WRITTEN PROBLEM -> Please give the listing again, word for word, with nothing left out.

##### PROVIDED RECORDS #####

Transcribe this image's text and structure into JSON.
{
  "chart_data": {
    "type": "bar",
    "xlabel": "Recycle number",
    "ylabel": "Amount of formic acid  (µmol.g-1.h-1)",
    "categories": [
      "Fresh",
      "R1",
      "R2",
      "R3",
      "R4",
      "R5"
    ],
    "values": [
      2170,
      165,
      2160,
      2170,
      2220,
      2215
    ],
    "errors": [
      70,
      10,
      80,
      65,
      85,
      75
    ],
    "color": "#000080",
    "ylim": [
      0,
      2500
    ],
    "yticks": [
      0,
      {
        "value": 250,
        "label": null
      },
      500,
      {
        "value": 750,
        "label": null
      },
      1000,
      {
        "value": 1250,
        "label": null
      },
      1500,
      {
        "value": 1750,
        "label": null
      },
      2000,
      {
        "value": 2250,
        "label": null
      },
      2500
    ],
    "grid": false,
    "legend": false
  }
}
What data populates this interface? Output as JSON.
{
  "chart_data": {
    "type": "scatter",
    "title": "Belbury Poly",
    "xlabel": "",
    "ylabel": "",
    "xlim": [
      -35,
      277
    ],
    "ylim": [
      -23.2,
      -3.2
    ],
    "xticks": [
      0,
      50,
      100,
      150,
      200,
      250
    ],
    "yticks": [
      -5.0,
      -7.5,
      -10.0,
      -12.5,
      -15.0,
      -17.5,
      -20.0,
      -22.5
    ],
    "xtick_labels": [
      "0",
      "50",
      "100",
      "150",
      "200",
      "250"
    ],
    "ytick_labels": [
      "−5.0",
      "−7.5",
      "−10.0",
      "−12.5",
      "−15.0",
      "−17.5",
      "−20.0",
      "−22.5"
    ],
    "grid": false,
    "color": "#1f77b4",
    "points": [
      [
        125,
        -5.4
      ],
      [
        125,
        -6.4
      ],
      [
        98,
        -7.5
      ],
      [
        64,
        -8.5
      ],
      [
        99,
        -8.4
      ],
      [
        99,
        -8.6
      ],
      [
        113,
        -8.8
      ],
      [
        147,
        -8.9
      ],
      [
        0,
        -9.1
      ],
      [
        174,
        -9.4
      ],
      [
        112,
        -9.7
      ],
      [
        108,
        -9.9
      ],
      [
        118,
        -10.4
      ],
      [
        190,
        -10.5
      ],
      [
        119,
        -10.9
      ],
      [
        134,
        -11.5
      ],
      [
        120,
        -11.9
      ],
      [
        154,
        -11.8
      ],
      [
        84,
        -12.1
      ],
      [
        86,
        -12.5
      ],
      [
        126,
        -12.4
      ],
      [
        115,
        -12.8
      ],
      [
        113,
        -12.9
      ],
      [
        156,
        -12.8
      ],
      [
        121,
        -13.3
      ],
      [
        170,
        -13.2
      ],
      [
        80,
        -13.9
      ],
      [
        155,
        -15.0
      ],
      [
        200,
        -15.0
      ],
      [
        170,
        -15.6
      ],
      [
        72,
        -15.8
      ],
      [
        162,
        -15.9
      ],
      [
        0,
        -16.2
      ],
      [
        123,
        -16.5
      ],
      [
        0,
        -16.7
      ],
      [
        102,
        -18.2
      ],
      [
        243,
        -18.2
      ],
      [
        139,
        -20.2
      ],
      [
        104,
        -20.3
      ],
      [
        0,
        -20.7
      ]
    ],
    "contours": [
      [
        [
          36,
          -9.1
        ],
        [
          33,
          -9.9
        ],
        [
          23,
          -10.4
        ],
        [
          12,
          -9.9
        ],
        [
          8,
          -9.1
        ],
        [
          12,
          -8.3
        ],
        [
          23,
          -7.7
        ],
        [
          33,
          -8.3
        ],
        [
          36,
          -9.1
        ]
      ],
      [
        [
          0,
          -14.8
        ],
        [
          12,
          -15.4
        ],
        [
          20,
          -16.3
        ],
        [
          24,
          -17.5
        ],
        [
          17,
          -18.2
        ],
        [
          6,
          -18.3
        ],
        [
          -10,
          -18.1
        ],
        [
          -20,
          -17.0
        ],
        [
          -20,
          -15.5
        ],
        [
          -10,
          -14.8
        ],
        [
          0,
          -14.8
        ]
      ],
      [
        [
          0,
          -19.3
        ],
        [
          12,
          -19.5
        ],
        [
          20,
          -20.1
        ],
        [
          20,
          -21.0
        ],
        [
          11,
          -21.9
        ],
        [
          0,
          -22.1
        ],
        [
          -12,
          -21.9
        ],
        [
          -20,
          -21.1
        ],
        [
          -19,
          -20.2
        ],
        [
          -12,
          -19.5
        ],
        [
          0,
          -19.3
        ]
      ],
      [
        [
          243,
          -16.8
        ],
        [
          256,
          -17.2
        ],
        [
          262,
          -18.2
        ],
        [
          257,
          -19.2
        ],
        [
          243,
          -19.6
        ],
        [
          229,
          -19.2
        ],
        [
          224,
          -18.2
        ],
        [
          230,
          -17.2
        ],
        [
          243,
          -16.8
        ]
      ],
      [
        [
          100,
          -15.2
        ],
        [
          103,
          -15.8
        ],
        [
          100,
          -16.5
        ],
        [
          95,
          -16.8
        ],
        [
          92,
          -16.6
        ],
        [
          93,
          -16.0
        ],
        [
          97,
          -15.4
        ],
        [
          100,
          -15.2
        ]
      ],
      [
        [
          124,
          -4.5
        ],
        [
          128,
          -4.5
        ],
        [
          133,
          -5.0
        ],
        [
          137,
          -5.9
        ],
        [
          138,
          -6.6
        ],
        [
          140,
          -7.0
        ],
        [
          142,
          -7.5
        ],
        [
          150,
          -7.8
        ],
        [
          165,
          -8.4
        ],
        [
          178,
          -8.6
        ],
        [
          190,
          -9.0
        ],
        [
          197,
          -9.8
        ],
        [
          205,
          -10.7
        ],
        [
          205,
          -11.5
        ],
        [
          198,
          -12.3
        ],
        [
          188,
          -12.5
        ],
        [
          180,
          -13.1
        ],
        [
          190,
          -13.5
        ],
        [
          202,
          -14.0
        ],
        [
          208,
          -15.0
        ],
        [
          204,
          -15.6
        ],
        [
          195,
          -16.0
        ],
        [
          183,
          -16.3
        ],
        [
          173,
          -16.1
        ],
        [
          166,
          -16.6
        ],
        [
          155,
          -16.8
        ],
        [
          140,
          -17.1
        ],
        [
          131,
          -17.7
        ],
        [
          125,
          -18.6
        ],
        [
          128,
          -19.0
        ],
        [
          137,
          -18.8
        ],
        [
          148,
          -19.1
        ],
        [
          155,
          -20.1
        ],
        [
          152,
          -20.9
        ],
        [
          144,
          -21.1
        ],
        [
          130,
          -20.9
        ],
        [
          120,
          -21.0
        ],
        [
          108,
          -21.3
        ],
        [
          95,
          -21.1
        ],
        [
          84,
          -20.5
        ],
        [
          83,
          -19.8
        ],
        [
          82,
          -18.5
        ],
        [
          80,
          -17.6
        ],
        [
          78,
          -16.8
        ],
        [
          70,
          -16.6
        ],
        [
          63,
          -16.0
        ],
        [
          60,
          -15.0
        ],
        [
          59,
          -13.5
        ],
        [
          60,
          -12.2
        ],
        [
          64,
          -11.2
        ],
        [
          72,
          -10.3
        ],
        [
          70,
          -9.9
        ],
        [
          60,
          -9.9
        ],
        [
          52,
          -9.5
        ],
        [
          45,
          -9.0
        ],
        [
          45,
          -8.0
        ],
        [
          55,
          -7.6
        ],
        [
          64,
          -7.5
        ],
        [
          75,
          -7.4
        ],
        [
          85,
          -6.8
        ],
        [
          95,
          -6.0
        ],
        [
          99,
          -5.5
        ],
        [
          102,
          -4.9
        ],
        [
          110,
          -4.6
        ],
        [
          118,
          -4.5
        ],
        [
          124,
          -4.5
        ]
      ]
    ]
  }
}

#####

RESPONSE TO THE EXERCISE ->
Transcribe this image's text and structure into JSON.
{
  "chart_data": {
    "type": "bar",
    "xlabel": "Recycle number",
    "ylabel": "Amount of formic acid  (µmol.g-1.h-1)",
    "categories": [
      "Fresh",
      "R1",
      "R2",
      "R3",
      "R4",
      "R5"
    ],
    "values": [
      2170,
      165,
      2160,
      2170,
      2220,
      2215
    ],
    "errors": [
      70,
      10,
      80,
      65,
      85,
      75
    ],
    "color": "#000080",
    "ylim": [
      0,
      2500
    ],
    "yticks": [
      0,
      {
        "value": 250,
        "label": null
      },
      500,
      {
        "value": 750,
        "label": null
      },
      1000,
      {
        "value": 1250,
        "label": null
      },
      1500,
      {
        "value": 1750,
        "label": null
      },
      2000,
      {
        "value": 2250,
        "label": null
      },
      2500
    ],
    "grid": false,
    "legend": false
  }
}
What data populates this interface? Output as JSON.
{
  "chart_data": {
    "type": "scatter",
    "title": "Belbury Poly",
    "xlabel": "",
    "ylabel": "",
    "xlim": [
      -35,
      277
    ],
    "ylim": [
      -23.2,
      -3.2
    ],
    "xticks": [
      0,
      50,
      100,
      150,
      200,
      250
    ],
    "yticks": [
      -5.0,
      -7.5,
      -10.0,
      -12.5,
      -15.0,
      -17.5,
      -20.0,
      -22.5
    ],
    "xtick_labels": [
      "0",
      "50",
      "100",
      "150",
      "200",
      "250"
    ],
    "ytick_labels": [
      "−5.0",
      "−7.5",
      "−10.0",
      "−12.5",
      "−15.0",
      "−17.5",
      "−20.0",
      "−22.5"
    ],
    "grid": false,
    "color": "#1f77b4",
    "points": [
      [
        125,
        -5.4
      ],
      [
        125,
        -6.4
      ],
      [
        98,
        -7.5
      ],
      [
        64,
        -8.5
      ],
      [
        99,
        -8.4
      ],
      [
        99,
        -8.6
      ],
      [
        113,
        -8.8
      ],
      [
        147,
        -8.9
      ],
      [
        0,
        -9.1
      ],
      [
        174,
        -9.4
      ],
      [
        112,
        -9.7
      ],
      [
        108,
        -9.9
      ],
      [
        118,
        -10.4
      ],
      [
        190,
        -10.5
      ],
      [
        119,
        -10.9
      ],
      [
        134,
        -11.5
      ],
      [
        120,
        -11.9
      ],
      [
        154,
        -11.8
      ],
      [
        84,
        -12.1
      ],
      [
        86,
        -12.5
      ],
      [
        126,
        -12.4
      ],
      [
        115,
        -12.8
      ],
      [
        113,
        -12.9
      ],
      [
        156,
        -12.8
      ],
      [
        121,
        -13.3
      ],
      [
        170,
        -13.2
      ],
      [
        80,
        -13.9
      ],
      [
        155,
        -15.0
      ],
      [
        200,
        -15.0
      ],
      [
        170,
        -15.6
      ],
      [
        72,
        -15.8
      ],
      [
        162,
        -15.9
      ],
      [
        0,
        -16.2
      ],
      [
        123,
        -16.5
      ],
      [
        0,
        -16.7
      ],
      [
        102,
        -18.2
      ],
      [
        243,
        -18.2
      ],
      [
        139,
        -20.2
      ],
      [
        104,
        -20.3
      ],
      [
        0,
        -20.7
      ]
    ],
    "contours": [
      [
        [
          36,
          -9.1
        ],
        [
          33,
          -9.9
        ],
        [
          23,
          -10.4
        ],
        [
          12,
          -9.9
        ],
        [
          8,
          -9.1
        ],
        [
          12,
          -8.3
        ],
        [
          23,
          -7.7
        ],
        [
          33,
          -8.3
        ],
        [
          36,
          -9.1
        ]
      ],
      [
        [
          0,
          -14.8
        ],
        [
          12,
          -15.4
        ],
        [
          20,
          -16.3
        ],
        [
          24,
          -17.5
        ],
        [
          17,
          -18.2
        ],
        [
          6,
          -18.3
        ],
        [
          -10,
          -18.1
        ],
        [
          -20,
          -17.0
        ],
        [
          -20,
          -15.5
        ],
        [
          -10,
          -14.8
        ],
        [
          0,
          -14.8
        ]
      ],
      [
        [
          0,
          -19.3
        ],
        [
          12,
          -19.5
        ],
        [
          20,
          -20.1
        ],
        [
          20,
          -21.0
        ],
        [
          11,
          -21.9
        ],
        [
          0,
          -22.1
        ],
        [
          -12,
          -21.9
        ],
        [
          -20,
          -21.1
        ],
        [
          -19,
          -20.2
        ],
        [
          -12,
          -19.5
        ],
        [
          0,
          -19.3
        ]
      ],
      [
        [
          243,
          -16.8
        ],
        [
          256,
          -17.2
        ],
        [
          262,
          -18.2
        ],
        [
          257,
          -19.2
        ],
        [
          243,
          -19.6
        ],
        [
          229,
          -19.2
        ],
        [
          224,
          -18.2
        ],
        [
          230,
          -17.2
        ],
        [
          243,
          -16.8
        ]
      ],
      [
        [
          100,
          -15.2
        ],
        [
          103,
          -15.8
        ],
        [
          100,
          -16.5
        ],
        [
          95,
          -16.8
        ],
        [
          92,
          -16.6
        ],
        [
          93,
          -16.0
        ],
        [
          97,
          -15.4
        ],
        [
          100,
          -15.2
        ]
      ],
      [
        [
          124,
          -4.5
        ],
        [
          128,
          -4.5
        ],
        [
          133,
          -5.0
        ],
        [
          137,
          -5.9
        ],
        [
          138,
          -6.6
        ],
        [
          140,
          -7.0
        ],
        [
          142,
          -7.5
        ],
        [
          150,
          -7.8
        ],
        [
          165,
          -8.4
        ],
        [
          178,
          -8.6
        ],
        [
          190,
          -9.0
        ],
        [
          197,
          -9.8
        ],
        [
          205,
          -10.7
        ],
        [
          205,
          -11.5
        ],
        [
          198,
          -12.3
        ],
        [
          188,
          -12.5
        ],
        [
          180,
          -13.1
        ],
        [
          190,
          -13.5
        ],
        [
          202,
          -14.0
        ],
        [
          208,
          -15.0
        ],
        [
          204,
          -15.6
        ],
        [
          195,
          -16.0
        ],
        [
          183,
          -16.3
        ],
        [
          173,
          -16.1
        ],
        [
          166,
          -16.6
        ],
        [
          155,
          -16.8
        ],
        [
          140,
          -17.1
        ],
        [
          131,
          -17.7
        ],
        [
          125,
          -18.6
        ],
        [
          128,
          -19.0
        ],
        [
          137,
          -18.8
        ],
        [
          148,
          -19.1
        ],
        [
          155,
          -20.1
        ],
        [
          152,
          -20.9
        ],
        [
          144,
          -21.1
        ],
        [
          130,
          -20.9
        ],
        [
          120,
          -21.0
        ],
        [
          108,
          -21.3
        ],
        [
          95,
          -21.1
        ],
        [
          84,
          -20.5
        ],
        [
          83,
          -19.8
        ],
        [
          82,
          -18.5
        ],
        [
          80,
          -17.6
        ],
        [
          78,
          -16.8
        ],
        [
          70,
          -16.6
        ],
        [
          63,
          -16.0
        ],
        [
          60,
          -15.0
        ],
        [
          59,
          -13.5
        ],
        [
          60,
          -12.2
        ],
        [
          64,
          -11.2
        ],
        [
          72,
          -10.3
        ],
        [
          70,
          -9.9
        ],
        [
          60,
          -9.9
        ],
        [
          52,
          -9.5
        ],
        [
          45,
          -9.0
        ],
        [
          45,
          -8.0
        ],
        [
          55,
          -7.6
        ],
        [
          64,
          -7.5
        ],
        [
          75,
          -7.4
        ],
        [
          85,
          -6.8
        ],
        [
          95,
          -6.0
        ],
        [
          99,
          -5.5
        ],
        [
          102,
          -4.9
        ],
        [
          110,
          -4.6
        ],
        [
          118,
          -4.5
        ],
        [
          124,
          -4.5
        ]
      ]
    ]
  }
}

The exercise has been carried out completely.